Problem description:
Please reproduce every line of the records below, without changing any character.

Data shown:

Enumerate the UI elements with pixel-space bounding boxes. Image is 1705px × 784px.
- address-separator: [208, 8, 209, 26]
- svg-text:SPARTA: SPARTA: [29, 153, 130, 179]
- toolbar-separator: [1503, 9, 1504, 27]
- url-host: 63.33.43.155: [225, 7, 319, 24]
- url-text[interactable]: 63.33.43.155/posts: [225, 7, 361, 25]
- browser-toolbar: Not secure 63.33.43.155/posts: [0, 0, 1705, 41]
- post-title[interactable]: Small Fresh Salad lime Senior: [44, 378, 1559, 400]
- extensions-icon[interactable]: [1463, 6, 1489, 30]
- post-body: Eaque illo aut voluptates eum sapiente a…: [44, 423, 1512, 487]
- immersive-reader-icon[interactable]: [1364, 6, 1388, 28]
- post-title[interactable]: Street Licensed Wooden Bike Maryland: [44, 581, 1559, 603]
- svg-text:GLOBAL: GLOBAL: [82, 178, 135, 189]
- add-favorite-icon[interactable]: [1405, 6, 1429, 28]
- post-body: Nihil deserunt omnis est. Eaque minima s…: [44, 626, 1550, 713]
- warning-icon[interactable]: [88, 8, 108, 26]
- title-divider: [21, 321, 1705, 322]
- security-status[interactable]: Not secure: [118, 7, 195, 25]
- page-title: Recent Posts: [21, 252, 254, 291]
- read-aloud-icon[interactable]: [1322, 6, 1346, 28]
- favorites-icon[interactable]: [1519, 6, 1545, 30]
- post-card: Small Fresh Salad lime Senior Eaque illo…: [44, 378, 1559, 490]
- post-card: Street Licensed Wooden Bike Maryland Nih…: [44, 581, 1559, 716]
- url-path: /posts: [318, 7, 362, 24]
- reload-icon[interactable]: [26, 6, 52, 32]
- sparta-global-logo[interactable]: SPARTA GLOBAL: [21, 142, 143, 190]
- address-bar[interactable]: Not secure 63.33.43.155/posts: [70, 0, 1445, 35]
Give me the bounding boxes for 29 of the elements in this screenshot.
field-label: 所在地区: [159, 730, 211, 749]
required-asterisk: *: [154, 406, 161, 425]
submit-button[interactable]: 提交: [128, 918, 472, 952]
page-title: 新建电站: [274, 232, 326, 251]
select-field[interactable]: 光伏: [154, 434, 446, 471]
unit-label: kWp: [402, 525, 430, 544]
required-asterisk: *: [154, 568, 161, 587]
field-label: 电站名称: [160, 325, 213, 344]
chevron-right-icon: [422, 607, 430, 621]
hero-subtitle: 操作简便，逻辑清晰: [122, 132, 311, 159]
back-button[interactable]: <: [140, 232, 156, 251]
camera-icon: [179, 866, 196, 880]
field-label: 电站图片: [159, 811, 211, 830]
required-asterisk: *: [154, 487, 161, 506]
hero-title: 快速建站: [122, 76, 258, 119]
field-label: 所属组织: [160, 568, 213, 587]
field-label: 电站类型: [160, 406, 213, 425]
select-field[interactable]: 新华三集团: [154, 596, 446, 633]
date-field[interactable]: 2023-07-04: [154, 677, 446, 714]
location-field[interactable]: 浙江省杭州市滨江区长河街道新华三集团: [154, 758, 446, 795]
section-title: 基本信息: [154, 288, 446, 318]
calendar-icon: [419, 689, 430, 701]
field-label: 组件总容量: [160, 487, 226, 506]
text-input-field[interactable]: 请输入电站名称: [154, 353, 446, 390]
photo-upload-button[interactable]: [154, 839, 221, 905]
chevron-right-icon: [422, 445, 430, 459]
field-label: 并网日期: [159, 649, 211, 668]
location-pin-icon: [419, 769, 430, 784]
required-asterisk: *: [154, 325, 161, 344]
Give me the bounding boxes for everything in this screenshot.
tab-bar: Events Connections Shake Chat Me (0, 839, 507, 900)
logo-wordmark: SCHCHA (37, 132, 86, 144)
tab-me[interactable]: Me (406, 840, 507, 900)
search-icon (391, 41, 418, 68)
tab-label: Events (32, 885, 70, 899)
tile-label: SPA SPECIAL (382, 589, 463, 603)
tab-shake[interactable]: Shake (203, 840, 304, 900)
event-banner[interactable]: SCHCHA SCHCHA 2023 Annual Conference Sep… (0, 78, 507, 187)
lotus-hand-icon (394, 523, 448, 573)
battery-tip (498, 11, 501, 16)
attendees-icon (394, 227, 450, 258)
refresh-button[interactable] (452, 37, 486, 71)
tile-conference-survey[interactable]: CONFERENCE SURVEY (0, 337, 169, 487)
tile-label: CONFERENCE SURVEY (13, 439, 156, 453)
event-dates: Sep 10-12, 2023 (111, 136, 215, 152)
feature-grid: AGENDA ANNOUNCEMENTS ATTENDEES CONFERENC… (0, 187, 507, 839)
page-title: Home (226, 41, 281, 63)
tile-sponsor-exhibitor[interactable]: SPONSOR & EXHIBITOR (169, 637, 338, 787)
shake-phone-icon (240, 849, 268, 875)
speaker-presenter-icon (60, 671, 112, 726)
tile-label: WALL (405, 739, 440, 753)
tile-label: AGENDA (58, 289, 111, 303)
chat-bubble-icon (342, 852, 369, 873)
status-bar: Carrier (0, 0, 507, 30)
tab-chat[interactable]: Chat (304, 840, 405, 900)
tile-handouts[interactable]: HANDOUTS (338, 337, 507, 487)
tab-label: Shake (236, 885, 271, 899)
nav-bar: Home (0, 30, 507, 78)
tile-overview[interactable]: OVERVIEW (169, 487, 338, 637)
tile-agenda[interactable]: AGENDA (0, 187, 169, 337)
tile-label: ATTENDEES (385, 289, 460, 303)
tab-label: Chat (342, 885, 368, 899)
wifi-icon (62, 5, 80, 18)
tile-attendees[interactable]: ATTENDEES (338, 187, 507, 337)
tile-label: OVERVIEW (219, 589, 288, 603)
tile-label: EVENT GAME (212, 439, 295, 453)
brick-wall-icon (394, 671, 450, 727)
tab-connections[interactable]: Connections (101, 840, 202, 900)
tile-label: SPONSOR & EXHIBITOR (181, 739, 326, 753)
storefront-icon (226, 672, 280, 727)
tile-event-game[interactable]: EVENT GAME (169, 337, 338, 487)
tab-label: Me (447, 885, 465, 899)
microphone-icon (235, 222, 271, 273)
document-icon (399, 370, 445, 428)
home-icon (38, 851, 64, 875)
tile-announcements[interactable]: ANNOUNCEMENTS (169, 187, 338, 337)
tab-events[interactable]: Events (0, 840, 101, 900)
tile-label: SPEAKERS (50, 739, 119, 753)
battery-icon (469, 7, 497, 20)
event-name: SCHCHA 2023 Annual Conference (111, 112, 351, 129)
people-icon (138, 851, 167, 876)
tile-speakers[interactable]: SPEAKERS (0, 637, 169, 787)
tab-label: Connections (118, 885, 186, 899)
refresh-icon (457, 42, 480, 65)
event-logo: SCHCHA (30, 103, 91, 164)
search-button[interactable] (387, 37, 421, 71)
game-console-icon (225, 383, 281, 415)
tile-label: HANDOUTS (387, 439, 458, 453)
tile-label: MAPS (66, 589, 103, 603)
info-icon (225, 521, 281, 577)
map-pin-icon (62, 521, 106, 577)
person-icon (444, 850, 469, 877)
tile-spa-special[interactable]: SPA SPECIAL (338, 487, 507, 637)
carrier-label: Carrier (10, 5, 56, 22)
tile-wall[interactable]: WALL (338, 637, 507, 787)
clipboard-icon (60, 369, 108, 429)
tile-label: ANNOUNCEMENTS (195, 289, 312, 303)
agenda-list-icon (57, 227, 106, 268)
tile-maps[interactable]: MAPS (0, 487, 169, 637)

Output of the exercise:
Enumerate the UI elements with pixel-space bounding boxes. Image is 1705px × 784px.
- address-separator: [208, 8, 209, 26]
- svg-text:SPARTA: SPARTA: [29, 153, 130, 179]
- toolbar-separator: [1503, 9, 1504, 27]
- url-host: 63.33.43.155: [225, 7, 319, 24]
- url-text[interactable]: 63.33.43.155/posts: [225, 7, 361, 25]
- browser-toolbar: Not secure 63.33.43.155/posts: [0, 0, 1705, 41]
- post-title[interactable]: Small Fresh Salad lime Senior: [44, 378, 1559, 400]
- extensions-icon[interactable]: [1463, 6, 1489, 30]
- post-body: Eaque illo aut voluptates eum sapiente a…: [44, 423, 1512, 487]
- immersive-reader-icon[interactable]: [1364, 6, 1388, 28]
- post-title[interactable]: Street Licensed Wooden Bike Maryland: [44, 581, 1559, 603]
- svg-text:GLOBAL: GLOBAL: [82, 178, 135, 189]
- add-favorite-icon[interactable]: [1405, 6, 1429, 28]
- post-body: Nihil deserunt omnis est. Eaque minima s…: [44, 626, 1550, 713]
- warning-icon[interactable]: [88, 8, 108, 26]
- title-divider: [21, 321, 1705, 322]
- security-status[interactable]: Not secure: [118, 7, 195, 25]
- page-title: Recent Posts: [21, 252, 254, 291]
- read-aloud-icon[interactable]: [1322, 6, 1346, 28]
- favorites-icon[interactable]: [1519, 6, 1545, 30]
- post-card: Small Fresh Salad lime Senior Eaque illo…: [44, 378, 1559, 490]
- post-card: Street Licensed Wooden Bike Maryland Nih…: [44, 581, 1559, 716]
- url-path: /posts: [318, 7, 362, 24]
- reload-icon[interactable]: [26, 6, 52, 32]
- sparta-global-logo[interactable]: SPARTA GLOBAL: [21, 142, 143, 190]
- address-bar[interactable]: Not secure 63.33.43.155/posts: [70, 0, 1445, 35]
Give me the bounding boxes for 29 of the elements in this screenshot.
field-label: 所在地区: [159, 730, 211, 749]
required-asterisk: *: [154, 406, 161, 425]
submit-button[interactable]: 提交: [128, 918, 472, 952]
page-title: 新建电站: [274, 232, 326, 251]
select-field[interactable]: 光伏: [154, 434, 446, 471]
unit-label: kWp: [402, 525, 430, 544]
required-asterisk: *: [154, 568, 161, 587]
field-label: 电站名称: [160, 325, 213, 344]
chevron-right-icon: [422, 607, 430, 621]
hero-subtitle: 操作简便，逻辑清晰: [122, 132, 311, 159]
back-button[interactable]: <: [140, 232, 156, 251]
camera-icon: [179, 866, 196, 880]
field-label: 电站图片: [159, 811, 211, 830]
required-asterisk: *: [154, 487, 161, 506]
hero-title: 快速建站: [122, 76, 258, 119]
field-label: 所属组织: [160, 568, 213, 587]
field-label: 电站类型: [160, 406, 213, 425]
select-field[interactable]: 新华三集团: [154, 596, 446, 633]
date-field[interactable]: 2023-07-04: [154, 677, 446, 714]
location-field[interactable]: 浙江省杭州市滨江区长河街道新华三集团: [154, 758, 446, 795]
section-title: 基本信息: [154, 288, 446, 318]
calendar-icon: [419, 689, 430, 701]
field-label: 组件总容量: [160, 487, 226, 506]
text-input-field[interactable]: 请输入电站名称: [154, 353, 446, 390]
photo-upload-button[interactable]: [154, 839, 221, 905]
chevron-right-icon: [422, 445, 430, 459]
field-label: 并网日期: [159, 649, 211, 668]
location-pin-icon: [419, 769, 430, 784]
required-asterisk: *: [154, 325, 161, 344]
Give me the bounding boxes for everything in this screenshot.
tab-bar: Events Connections Shake Chat Me (0, 839, 507, 900)
logo-wordmark: SCHCHA (37, 132, 86, 144)
tab-me[interactable]: Me (406, 840, 507, 900)
search-icon (391, 41, 418, 68)
tab-label: Events (32, 885, 70, 899)
tile-label: SPA SPECIAL (382, 589, 463, 603)
tab-shake[interactable]: Shake (203, 840, 304, 900)
event-banner[interactable]: SCHCHA SCHCHA 2023 Annual Conference Sep… (0, 78, 507, 187)
lotus-hand-icon (394, 523, 448, 573)
battery-tip (498, 11, 501, 16)
attendees-icon (394, 227, 450, 258)
refresh-button[interactable] (452, 37, 486, 71)
tile-conference-survey[interactable]: CONFERENCE SURVEY (0, 337, 169, 487)
tile-label: CONFERENCE SURVEY (13, 439, 156, 453)
event-dates: Sep 10-12, 2023 (111, 136, 215, 152)
feature-grid: AGENDA ANNOUNCEMENTS ATTENDEES CONFERENC… (0, 187, 507, 839)
page-title: Home (226, 41, 281, 63)
tile-sponsor-exhibitor[interactable]: SPONSOR & EXHIBITOR (169, 637, 338, 787)
shake-phone-icon (240, 849, 268, 875)
speaker-presenter-icon (60, 671, 112, 726)
tile-label: WALL (405, 739, 440, 753)
tile-label: AGENDA (58, 289, 111, 303)
chat-bubble-icon (342, 852, 369, 873)
status-bar: Carrier (0, 0, 507, 30)
tab-chat[interactable]: Chat (304, 840, 405, 900)
tile-handouts[interactable]: HANDOUTS (338, 337, 507, 487)
tab-label: Shake (236, 885, 271, 899)
nav-bar: Home (0, 30, 507, 78)
tile-overview[interactable]: OVERVIEW (169, 487, 338, 637)
tile-agenda[interactable]: AGENDA (0, 187, 169, 337)
tile-label: ATTENDEES (385, 289, 460, 303)
tab-label: Chat (342, 885, 368, 899)
wifi-icon (62, 5, 80, 18)
tile-attendees[interactable]: ATTENDEES (338, 187, 507, 337)
tile-label: OVERVIEW (219, 589, 288, 603)
tile-label: EVENT GAME (212, 439, 295, 453)
brick-wall-icon (394, 671, 450, 727)
tab-connections[interactable]: Connections (101, 840, 202, 900)
tile-label: SPONSOR & EXHIBITOR (181, 739, 326, 753)
storefront-icon (226, 672, 280, 727)
tile-event-game[interactable]: EVENT GAME (169, 337, 338, 487)
tab-label: Me (447, 885, 465, 899)
microphone-icon (235, 222, 271, 273)
document-icon (399, 370, 445, 428)
home-icon (38, 851, 64, 875)
tile-announcements[interactable]: ANNOUNCEMENTS (169, 187, 338, 337)
tab-events[interactable]: Events (0, 840, 101, 900)
tile-label: SPEAKERS (50, 739, 119, 753)
battery-icon (469, 7, 497, 20)
event-name: SCHCHA 2023 Annual Conference (111, 112, 351, 129)
people-icon (138, 851, 167, 876)
tile-speakers[interactable]: SPEAKERS (0, 637, 169, 787)
tab-label: Connections (118, 885, 186, 899)
refresh-icon (457, 42, 480, 65)
event-logo: SCHCHA (30, 103, 91, 164)
search-button[interactable] (387, 37, 421, 71)
game-console-icon (225, 383, 281, 415)
tile-label: HANDOUTS (387, 439, 458, 453)
tile-label: MAPS (66, 589, 103, 603)
info-icon (225, 521, 281, 577)
map-pin-icon (62, 521, 106, 577)
person-icon (444, 850, 469, 877)
tile-spa-special[interactable]: SPA SPECIAL (338, 487, 507, 637)
carrier-label: Carrier (10, 5, 56, 22)
tile-wall[interactable]: WALL (338, 637, 507, 787)
clipboard-icon (60, 369, 108, 429)
tile-label: ANNOUNCEMENTS (195, 289, 312, 303)
agenda-list-icon (57, 227, 106, 268)
tile-maps[interactable]: MAPS (0, 487, 169, 637)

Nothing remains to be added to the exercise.